AUFTRAG 1 -
Gib den Text über Ruhesteine vor den Häusern in zwei Sätzen wieder.

ZU LESENDER AUSZUG -
--------------------------------
Rechts- und volkskundliche Denkmäler aus dem Neuwieder Becken
Von Josef Röder

Projektstudie Keltendorf Wingarden
Vorzeitforschung, Heimaterkundung, Megalithzeit, Sagen, Legenden, Geschichten, Rheinische Mythologie












VI. Ruhesteine vor den Häusern















Im Anschluß an die Rasten muß noch einer anderen Erscheinung gedacht werden, der Sitzgelegenheiten, die vor manchen Häusern an der Straße, aber auch nach dem Hof zu erstellt werden. Selten oder nur bei städtisch angehauchten Leuten, findet man zu diesem Zweck richtige Bänke. Meist genügt ein Baumstamm - gelegentlich eine alte ausgediente Feldwalze -, ein großer Holzklotz, würfelförmige Steine (Abb. 19, Obermendig) oder auch Basaltsäulen.
--------------------------------
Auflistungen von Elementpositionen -
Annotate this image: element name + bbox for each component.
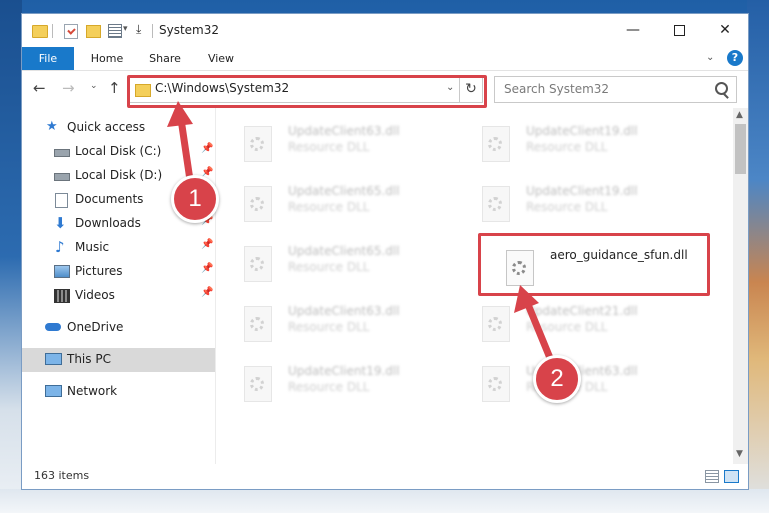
step-badge-2: 2 bbox=[533, 355, 581, 403]
arrow-to-file bbox=[514, 285, 554, 362]
annotation-arrows bbox=[167, 101, 554, 362]
step-badge-1: 1 bbox=[171, 175, 219, 223]
arrow-to-address-bar bbox=[167, 101, 194, 184]
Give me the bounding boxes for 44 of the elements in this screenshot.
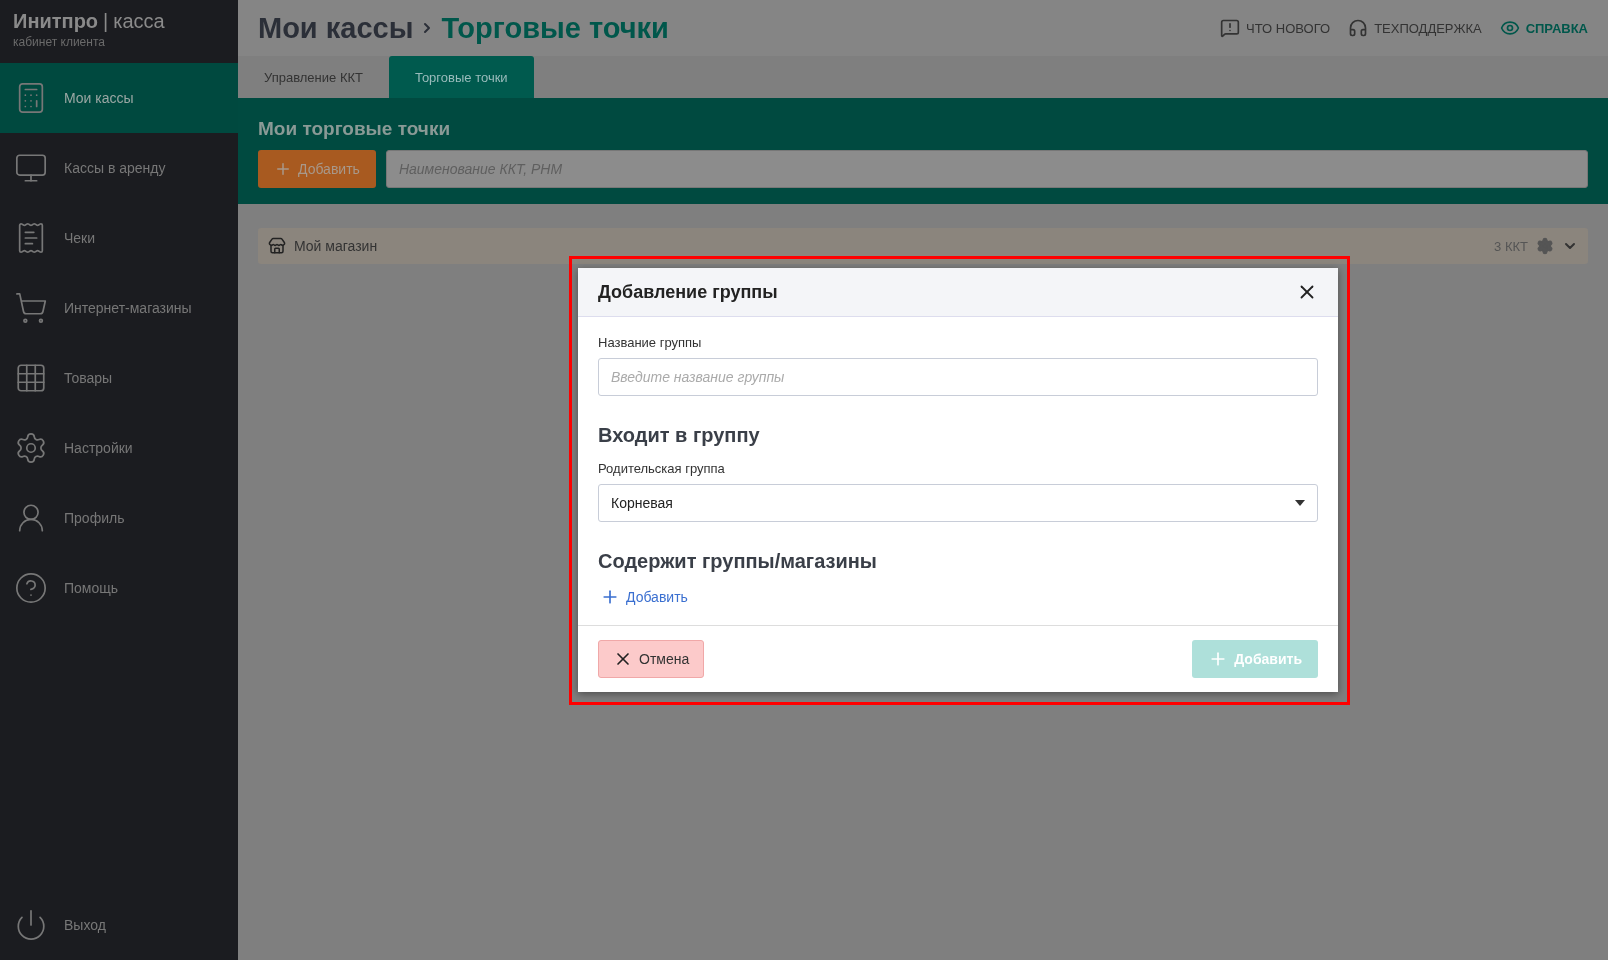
--------------------------------
AUFTRAG 2 -
Übertrage sämtliche Zeilen der Datensätze in eine nummerierte Liste, ohne Leerzeilen. Lass die Bilder dabei weg.

ERGEBNIS 1 -
Vor manchen Häusern werden an der Straße, aber auch zum Hof hin, Sitzgelegenheiten erstellt. Richtige Bänke findet man dafür selten oder nur bei städtisch angehauchten Leuten; meist genügen ein Baumstamm, gelegentlich eine alte ausgediente Feldwalze, ein großer Holzklotz, würfelförmige Steine oder auch Basaltsäulen.

ERGEBNIS 2 -
1. Annotate this image: element name + bbox for each component.
2. step-badge-2: 2 bbox=[533, 355, 581, 403]
3. arrow-to-file bbox=[514, 285, 554, 362]
4. annotation-arrows bbox=[167, 101, 554, 362]
5. step-badge-1: 1 bbox=[171, 175, 219, 223]
6. arrow-to-address-bar bbox=[167, 101, 194, 184]
7. Give me the bounding boxes for 44 of the elements in this screenshot.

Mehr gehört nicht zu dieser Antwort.